■ AIM:
For every line in the data below that contains "need", copy the line.

## start

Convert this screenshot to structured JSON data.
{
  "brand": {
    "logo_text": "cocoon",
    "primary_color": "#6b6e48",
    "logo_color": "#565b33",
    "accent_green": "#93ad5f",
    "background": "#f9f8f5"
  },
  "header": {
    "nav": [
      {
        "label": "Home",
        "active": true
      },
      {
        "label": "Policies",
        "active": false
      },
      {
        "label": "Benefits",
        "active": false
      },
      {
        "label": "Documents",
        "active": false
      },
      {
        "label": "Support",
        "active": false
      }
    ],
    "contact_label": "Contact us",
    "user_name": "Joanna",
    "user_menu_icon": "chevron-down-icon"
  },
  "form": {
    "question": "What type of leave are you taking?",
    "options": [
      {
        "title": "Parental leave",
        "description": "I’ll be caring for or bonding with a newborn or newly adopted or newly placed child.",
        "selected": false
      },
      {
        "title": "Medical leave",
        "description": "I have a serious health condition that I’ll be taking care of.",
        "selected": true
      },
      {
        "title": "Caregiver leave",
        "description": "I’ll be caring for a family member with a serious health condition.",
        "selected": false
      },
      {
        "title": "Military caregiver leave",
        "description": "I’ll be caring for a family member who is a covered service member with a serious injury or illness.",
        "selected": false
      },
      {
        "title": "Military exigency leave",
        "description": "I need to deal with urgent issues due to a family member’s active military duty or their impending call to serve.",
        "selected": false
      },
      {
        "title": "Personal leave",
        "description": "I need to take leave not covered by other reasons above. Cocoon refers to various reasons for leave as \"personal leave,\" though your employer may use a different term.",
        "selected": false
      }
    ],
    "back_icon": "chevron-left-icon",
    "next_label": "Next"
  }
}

## end

■ OUTPUT BELOW:
        "description": "I need to deal with urgent issues due to a family member’s active military duty or their impending call to serve.",
        "description": "I need to take leave not covered by other reasons above. Cocoon refers to various reasons for leave as \"personal leave,\" though your employer may use a different term.",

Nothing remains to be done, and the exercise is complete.